= GIVEN PROBLEM =
Repeat each line word for word.

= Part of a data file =
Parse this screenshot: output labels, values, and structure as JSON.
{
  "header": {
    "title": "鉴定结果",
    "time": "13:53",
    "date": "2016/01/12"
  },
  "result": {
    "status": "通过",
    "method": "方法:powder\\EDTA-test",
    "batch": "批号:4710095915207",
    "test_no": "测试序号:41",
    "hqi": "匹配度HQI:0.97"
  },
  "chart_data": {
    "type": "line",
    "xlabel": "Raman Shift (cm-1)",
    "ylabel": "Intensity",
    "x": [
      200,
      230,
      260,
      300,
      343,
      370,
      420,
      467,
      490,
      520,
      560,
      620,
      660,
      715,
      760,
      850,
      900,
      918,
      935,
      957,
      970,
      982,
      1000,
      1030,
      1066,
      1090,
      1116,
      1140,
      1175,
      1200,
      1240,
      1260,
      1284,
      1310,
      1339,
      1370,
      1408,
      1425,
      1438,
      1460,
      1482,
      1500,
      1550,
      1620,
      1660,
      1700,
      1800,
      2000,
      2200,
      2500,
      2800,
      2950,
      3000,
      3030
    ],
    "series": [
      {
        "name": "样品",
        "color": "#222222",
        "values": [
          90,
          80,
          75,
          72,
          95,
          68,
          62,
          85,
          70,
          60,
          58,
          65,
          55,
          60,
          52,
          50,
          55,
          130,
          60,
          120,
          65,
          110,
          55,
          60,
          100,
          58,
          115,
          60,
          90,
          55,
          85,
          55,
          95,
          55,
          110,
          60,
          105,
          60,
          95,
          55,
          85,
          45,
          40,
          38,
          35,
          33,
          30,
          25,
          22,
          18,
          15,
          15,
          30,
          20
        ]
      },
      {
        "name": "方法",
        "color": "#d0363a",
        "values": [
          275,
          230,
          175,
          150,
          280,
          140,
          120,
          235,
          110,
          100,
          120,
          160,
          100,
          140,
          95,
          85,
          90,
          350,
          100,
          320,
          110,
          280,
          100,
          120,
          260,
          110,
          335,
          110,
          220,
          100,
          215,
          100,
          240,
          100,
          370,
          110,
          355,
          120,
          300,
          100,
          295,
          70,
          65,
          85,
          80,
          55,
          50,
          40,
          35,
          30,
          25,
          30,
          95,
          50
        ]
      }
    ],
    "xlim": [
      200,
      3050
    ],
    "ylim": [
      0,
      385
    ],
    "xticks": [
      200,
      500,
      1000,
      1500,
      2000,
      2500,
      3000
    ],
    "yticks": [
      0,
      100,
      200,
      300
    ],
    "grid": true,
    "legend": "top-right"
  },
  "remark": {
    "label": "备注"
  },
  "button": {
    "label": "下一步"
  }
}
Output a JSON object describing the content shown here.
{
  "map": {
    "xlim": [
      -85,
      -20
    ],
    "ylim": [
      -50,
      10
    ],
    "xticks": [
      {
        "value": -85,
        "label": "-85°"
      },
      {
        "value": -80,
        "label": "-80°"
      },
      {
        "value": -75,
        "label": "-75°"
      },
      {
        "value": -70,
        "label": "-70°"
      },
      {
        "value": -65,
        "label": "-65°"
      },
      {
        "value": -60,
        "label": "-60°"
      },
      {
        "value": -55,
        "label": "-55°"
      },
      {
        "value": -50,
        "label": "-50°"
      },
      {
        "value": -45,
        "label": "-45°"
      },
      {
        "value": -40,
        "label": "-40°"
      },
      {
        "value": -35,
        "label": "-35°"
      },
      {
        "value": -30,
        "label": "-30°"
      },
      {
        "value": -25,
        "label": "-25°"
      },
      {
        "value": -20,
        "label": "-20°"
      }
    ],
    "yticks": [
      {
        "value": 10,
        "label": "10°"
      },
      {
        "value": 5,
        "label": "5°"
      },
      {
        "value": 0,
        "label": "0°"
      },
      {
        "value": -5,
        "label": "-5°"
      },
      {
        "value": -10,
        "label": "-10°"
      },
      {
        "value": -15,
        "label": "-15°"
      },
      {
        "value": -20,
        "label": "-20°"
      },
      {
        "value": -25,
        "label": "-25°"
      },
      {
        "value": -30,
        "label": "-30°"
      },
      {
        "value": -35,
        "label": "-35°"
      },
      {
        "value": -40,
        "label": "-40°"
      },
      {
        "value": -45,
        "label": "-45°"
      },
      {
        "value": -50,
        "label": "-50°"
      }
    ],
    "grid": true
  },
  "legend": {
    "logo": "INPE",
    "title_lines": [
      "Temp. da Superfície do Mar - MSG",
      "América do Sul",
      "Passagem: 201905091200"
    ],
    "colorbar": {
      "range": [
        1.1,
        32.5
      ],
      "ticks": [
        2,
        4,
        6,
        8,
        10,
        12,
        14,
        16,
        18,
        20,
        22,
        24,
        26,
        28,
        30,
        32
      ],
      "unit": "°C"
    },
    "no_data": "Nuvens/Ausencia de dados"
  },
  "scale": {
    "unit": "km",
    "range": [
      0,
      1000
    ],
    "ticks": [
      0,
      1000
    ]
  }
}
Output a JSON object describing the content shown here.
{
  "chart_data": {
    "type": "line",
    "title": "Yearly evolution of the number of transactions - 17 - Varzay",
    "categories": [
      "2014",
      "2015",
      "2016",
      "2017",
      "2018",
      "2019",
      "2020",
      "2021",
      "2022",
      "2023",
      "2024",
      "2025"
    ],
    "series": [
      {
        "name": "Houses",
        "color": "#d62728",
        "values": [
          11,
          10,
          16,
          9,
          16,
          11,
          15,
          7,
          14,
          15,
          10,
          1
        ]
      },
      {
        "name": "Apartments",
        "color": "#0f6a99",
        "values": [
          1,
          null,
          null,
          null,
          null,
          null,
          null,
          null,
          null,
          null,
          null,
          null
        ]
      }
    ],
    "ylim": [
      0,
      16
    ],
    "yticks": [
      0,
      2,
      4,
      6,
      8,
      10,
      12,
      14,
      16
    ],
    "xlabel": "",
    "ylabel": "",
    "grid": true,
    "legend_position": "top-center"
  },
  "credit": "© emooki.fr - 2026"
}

= TASK RESPONSE =
Parse this screenshot: output labels, values, and structure as JSON.
{
  "header": {
    "title": "鉴定结果",
    "time": "13:53",
    "date": "2016/01/12"
  },
  "result": {
    "status": "通过",
    "method": "方法:powder\\EDTA-test",
    "batch": "批号:4710095915207",
    "test_no": "测试序号:41",
    "hqi": "匹配度HQI:0.97"
  },
  "chart_data": {
    "type": "line",
    "xlabel": "Raman Shift (cm-1)",
    "ylabel": "Intensity",
    "x": [
      200,
      230,
      260,
      300,
      343,
      370,
      420,
      467,
      490,
      520,
      560,
      620,
      660,
      715,
      760,
      850,
      900,
      918,
      935,
      957,
      970,
      982,
      1000,
      1030,
      1066,
      1090,
      1116,
      1140,
      1175,
      1200,
      1240,
      1260,
      1284,
      1310,
      1339,
      1370,
      1408,
      1425,
      1438,
      1460,
      1482,
      1500,
      1550,
      1620,
      1660,
      1700,
      1800,
      2000,
      2200,
      2500,
      2800,
      2950,
      3000,
      3030
    ],
    "series": [
      {
        "name": "样品",
        "color": "#222222",
        "values": [
          90,
          80,
          75,
          72,
          95,
          68,
          62,
          85,
          70,
          60,
          58,
          65,
          55,
          60,
          52,
          50,
          55,
          130,
          60,
          120,
          65,
          110,
          55,
          60,
          100,
          58,
          115,
          60,
          90,
          55,
          85,
          55,
          95,
          55,
          110,
          60,
          105,
          60,
          95,
          55,
          85,
          45,
          40,
          38,
          35,
          33,
          30,
          25,
          22,
          18,
          15,
          15,
          30,
          20
        ]
      },
      {
        "name": "方法",
        "color": "#d0363a",
        "values": [
          275,
          230,
          175,
          150,
          280,
          140,
          120,
          235,
          110,
          100,
          120,
          160,
          100,
          140,
          95,
          85,
          90,
          350,
          100,
          320,
          110,
          280,
          100,
          120,
          260,
          110,
          335,
          110,
          220,
          100,
          215,
          100,
          240,
          100,
          370,
          110,
          355,
          120,
          300,
          100,
          295,
          70,
          65,
          85,
          80,
          55,
          50,
          40,
          35,
          30,
          25,
          30,
          95,
          50
        ]
      }
    ],
    "xlim": [
      200,
      3050
    ],
    "ylim": [
      0,
      385
    ],
    "xticks": [
      200,
      500,
      1000,
      1500,
      2000,
      2500,
      3000
    ],
    "yticks": [
      0,
      100,
      200,
      300
    ],
    "grid": true,
    "legend": "top-right"
  },
  "remark": {
    "label": "备注"
  },
  "button": {
    "label": "下一步"
  }
}
Output a JSON object describing the content shown here.
{
  "map": {
    "xlim": [
      -85,
      -20
    ],
    "ylim": [
      -50,
      10
    ],
    "xticks": [
      {
        "value": -85,
        "label": "-85°"
      },
      {
        "value": -80,
        "label": "-80°"
      },
      {
        "value": -75,
        "label": "-75°"
      },
      {
        "value": -70,
        "label": "-70°"
      },
      {
        "value": -65,
        "label": "-65°"
      },
      {
        "value": -60,
        "label": "-60°"
      },
      {
        "value": -55,
        "label": "-55°"
      },
      {
        "value": -50,
        "label": "-50°"
      },
      {
        "value": -45,
        "label": "-45°"
      },
      {
        "value": -40,
        "label": "-40°"
      },
      {
        "value": -35,
        "label": "-35°"
      },
      {
        "value": -30,
        "label": "-30°"
      },
      {
        "value": -25,
        "label": "-25°"
      },
      {
        "value": -20,
        "label": "-20°"
      }
    ],
    "yticks": [
      {
        "value": 10,
        "label": "10°"
      },
      {
        "value": 5,
        "label": "5°"
      },
      {
        "value": 0,
        "label": "0°"
      },
      {
        "value": -5,
        "label": "-5°"
      },
      {
        "value": -10,
        "label": "-10°"
      },
      {
        "value": -15,
        "label": "-15°"
      },
      {
        "value": -20,
        "label": "-20°"
      },
      {
        "value": -25,
        "label": "-25°"
      },
      {
        "value": -30,
        "label": "-30°"
      },
      {
        "value": -35,
        "label": "-35°"
      },
      {
        "value": -40,
        "label": "-40°"
      },
      {
        "value": -45,
        "label": "-45°"
      },
      {
        "value": -50,
        "label": "-50°"
      }
    ],
    "grid": true
  },
  "legend": {
    "logo": "INPE",
    "title_lines": [
      "Temp. da Superfície do Mar - MSG",
      "América do Sul",
      "Passagem: 201905091200"
    ],
    "colorbar": {
      "range": [
        1.1,
        32.5
      ],
      "ticks": [
        2,
        4,
        6,
        8,
        10,
        12,
        14,
        16,
        18,
        20,
        22,
        24,
        26,
        28,
        30,
        32
      ],
      "unit": "°C"
    },
    "no_data": "Nuvens/Ausencia de dados"
  },
  "scale": {
    "unit": "km",
    "range": [
      0,
      1000
    ],
    "ticks": [
      0,
      1000
    ]
  }
}
Output a JSON object describing the content shown here.
{
  "chart_data": {
    "type": "line",
    "title": "Yearly evolution of the number of transactions - 17 - Varzay",
    "categories": [
      "2014",
      "2015",
      "2016",
      "2017",
      "2018",
      "2019",
      "2020",
      "2021",
      "2022",
      "2023",
      "2024",
      "2025"
    ],
    "series": [
      {
        "name": "Houses",
        "color": "#d62728",
        "values": [
          11,
          10,
          16,
          9,
          16,
          11,
          15,
          7,
          14,
          15,
          10,
          1
        ]
      },
      {
        "name": "Apartments",
        "color": "#0f6a99",
        "values": [
          1,
          null,
          null,
          null,
          null,
          null,
          null,
          null,
          null,
          null,
          null,
          null
        ]
      }
    ],
    "ylim": [
      0,
      16
    ],
    "yticks": [
      0,
      2,
      4,
      6,
      8,
      10,
      12,
      14,
      16
    ],
    "xlabel": "",
    "ylabel": "",
    "grid": true,
    "legend_position": "top-center"
  },
  "credit": "© emooki.fr - 2026"
}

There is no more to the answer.